**** Excerpted records ****

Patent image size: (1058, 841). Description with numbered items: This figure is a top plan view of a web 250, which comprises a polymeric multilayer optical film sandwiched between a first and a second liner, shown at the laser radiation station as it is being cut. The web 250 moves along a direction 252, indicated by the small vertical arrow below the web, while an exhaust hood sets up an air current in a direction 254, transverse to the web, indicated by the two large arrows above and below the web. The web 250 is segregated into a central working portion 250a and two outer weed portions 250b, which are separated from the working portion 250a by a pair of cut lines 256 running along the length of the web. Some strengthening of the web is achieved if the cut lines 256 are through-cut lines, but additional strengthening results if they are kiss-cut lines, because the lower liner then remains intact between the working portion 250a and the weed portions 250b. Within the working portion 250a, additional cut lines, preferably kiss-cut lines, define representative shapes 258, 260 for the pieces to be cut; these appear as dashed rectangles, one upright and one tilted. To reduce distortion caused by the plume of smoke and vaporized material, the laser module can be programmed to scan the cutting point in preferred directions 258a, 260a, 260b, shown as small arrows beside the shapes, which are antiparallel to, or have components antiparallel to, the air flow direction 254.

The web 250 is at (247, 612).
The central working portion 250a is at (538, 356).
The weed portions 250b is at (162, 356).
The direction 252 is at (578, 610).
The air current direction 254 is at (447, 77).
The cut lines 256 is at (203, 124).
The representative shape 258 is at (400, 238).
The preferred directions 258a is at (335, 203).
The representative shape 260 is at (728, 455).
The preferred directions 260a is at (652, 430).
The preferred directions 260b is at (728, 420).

****

Can you reproduce the material word for word, from its very first line through the line containing "The cut lines 256 is at (203, 124).", with both of those lines included?

Patent image size: (1058, 841). Description with numbered items: This figure is a top plan view of a web 250, which comprises a polymeric multilayer optical film sandwiched between a first and a second liner, shown at the laser radiation station as it is being cut. The web 250 moves along a direction 252, indicated by the small vertical arrow below the web, while an exhaust hood sets up an air current in a direction 254, transverse to the web, indicated by the two large arrows above and below the web. The web 250 is segregated into a central working portion 250a and two outer weed portions 250b, which are separated from the working portion 250a by a pair of cut lines 256 running along the length of the web. Some strengthening of the web is achieved if the cut lines 256 are through-cut lines, but additional strengthening results if they are kiss-cut lines, because the lower liner then remains intact between the working portion 250a and the weed portions 250b. Within the working portion 250a, additional cut lines, preferably kiss-cut lines, define representative shapes 258, 260 for the pieces to be cut; these appear as dashed rectangles, one upright and one tilted. To reduce distortion caused by the plume of smoke and vaporized material, the laser module can be programmed to scan the cutting point in preferred directions 258a, 260a, 260b, shown as small arrows beside the shapes, which are antiparallel to, or have components antiparallel to, the air flow direction 254.

The web 250 is at (247, 612).
The central working portion 250a is at (538, 356).
The weed portions 250b is at (162, 356).
The direction 252 is at (578, 610).
The air current direction 254 is at (447, 77).
The cut lines 256 is at (203, 124).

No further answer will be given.